SUPPLIED DATA =
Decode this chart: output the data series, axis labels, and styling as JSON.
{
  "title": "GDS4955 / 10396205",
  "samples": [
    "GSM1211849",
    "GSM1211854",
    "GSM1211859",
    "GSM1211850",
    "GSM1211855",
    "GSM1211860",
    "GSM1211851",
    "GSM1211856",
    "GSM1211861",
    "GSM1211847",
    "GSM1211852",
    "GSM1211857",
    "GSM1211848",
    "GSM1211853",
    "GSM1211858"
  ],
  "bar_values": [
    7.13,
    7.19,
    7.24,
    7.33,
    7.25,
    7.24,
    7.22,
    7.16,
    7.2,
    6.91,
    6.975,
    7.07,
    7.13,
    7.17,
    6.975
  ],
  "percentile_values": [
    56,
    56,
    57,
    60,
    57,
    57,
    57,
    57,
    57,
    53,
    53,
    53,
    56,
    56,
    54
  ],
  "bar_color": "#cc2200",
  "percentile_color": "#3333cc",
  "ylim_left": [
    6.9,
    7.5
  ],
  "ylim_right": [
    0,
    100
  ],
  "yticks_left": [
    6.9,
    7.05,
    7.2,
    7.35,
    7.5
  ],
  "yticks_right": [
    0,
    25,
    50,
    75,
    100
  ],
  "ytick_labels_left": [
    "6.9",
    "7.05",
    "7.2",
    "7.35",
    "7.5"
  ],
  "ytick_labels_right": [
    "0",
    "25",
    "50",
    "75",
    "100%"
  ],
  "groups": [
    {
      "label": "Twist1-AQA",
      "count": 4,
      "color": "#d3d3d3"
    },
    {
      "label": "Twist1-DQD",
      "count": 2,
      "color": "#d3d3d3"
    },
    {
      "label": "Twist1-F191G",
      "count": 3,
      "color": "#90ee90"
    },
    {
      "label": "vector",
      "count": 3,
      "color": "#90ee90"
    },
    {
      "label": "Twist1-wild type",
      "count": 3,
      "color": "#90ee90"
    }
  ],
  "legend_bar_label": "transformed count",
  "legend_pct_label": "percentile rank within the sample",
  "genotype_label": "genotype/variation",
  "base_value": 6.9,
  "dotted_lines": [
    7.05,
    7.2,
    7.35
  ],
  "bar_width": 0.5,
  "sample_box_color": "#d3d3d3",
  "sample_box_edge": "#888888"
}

TASK TO CARRY OUT =
Everything in the listing above should be restated exactly.

ANSWER =
Decode this chart: output the data series, axis labels, and styling as JSON.
{
  "title": "GDS4955 / 10396205",
  "samples": [
    "GSM1211849",
    "GSM1211854",
    "GSM1211859",
    "GSM1211850",
    "GSM1211855",
    "GSM1211860",
    "GSM1211851",
    "GSM1211856",
    "GSM1211861",
    "GSM1211847",
    "GSM1211852",
    "GSM1211857",
    "GSM1211848",
    "GSM1211853",
    "GSM1211858"
  ],
  "bar_values": [
    7.13,
    7.19,
    7.24,
    7.33,
    7.25,
    7.24,
    7.22,
    7.16,
    7.2,
    6.91,
    6.975,
    7.07,
    7.13,
    7.17,
    6.975
  ],
  "percentile_values": [
    56,
    56,
    57,
    60,
    57,
    57,
    57,
    57,
    57,
    53,
    53,
    53,
    56,
    56,
    54
  ],
  "bar_color": "#cc2200",
  "percentile_color": "#3333cc",
  "ylim_left": [
    6.9,
    7.5
  ],
  "ylim_right": [
    0,
    100
  ],
  "yticks_left": [
    6.9,
    7.05,
    7.2,
    7.35,
    7.5
  ],
  "yticks_right": [
    0,
    25,
    50,
    75,
    100
  ],
  "ytick_labels_left": [
    "6.9",
    "7.05",
    "7.2",
    "7.35",
    "7.5"
  ],
  "ytick_labels_right": [
    "0",
    "25",
    "50",
    "75",
    "100%"
  ],
  "groups": [
    {
      "label": "Twist1-AQA",
      "count": 4,
      "color": "#d3d3d3"
    },
    {
      "label": "Twist1-DQD",
      "count": 2,
      "color": "#d3d3d3"
    },
    {
      "label": "Twist1-F191G",
      "count": 3,
      "color": "#90ee90"
    },
    {
      "label": "vector",
      "count": 3,
      "color": "#90ee90"
    },
    {
      "label": "Twist1-wild type",
      "count": 3,
      "color": "#90ee90"
    }
  ],
  "legend_bar_label": "transformed count",
  "legend_pct_label": "percentile rank within the sample",
  "genotype_label": "genotype/variation",
  "base_value": 6.9,
  "dotted_lines": [
    7.05,
    7.2,
    7.35
  ],
  "bar_width": 0.5,
  "sample_box_color": "#d3d3d3",
  "sample_box_edge": "#888888"
}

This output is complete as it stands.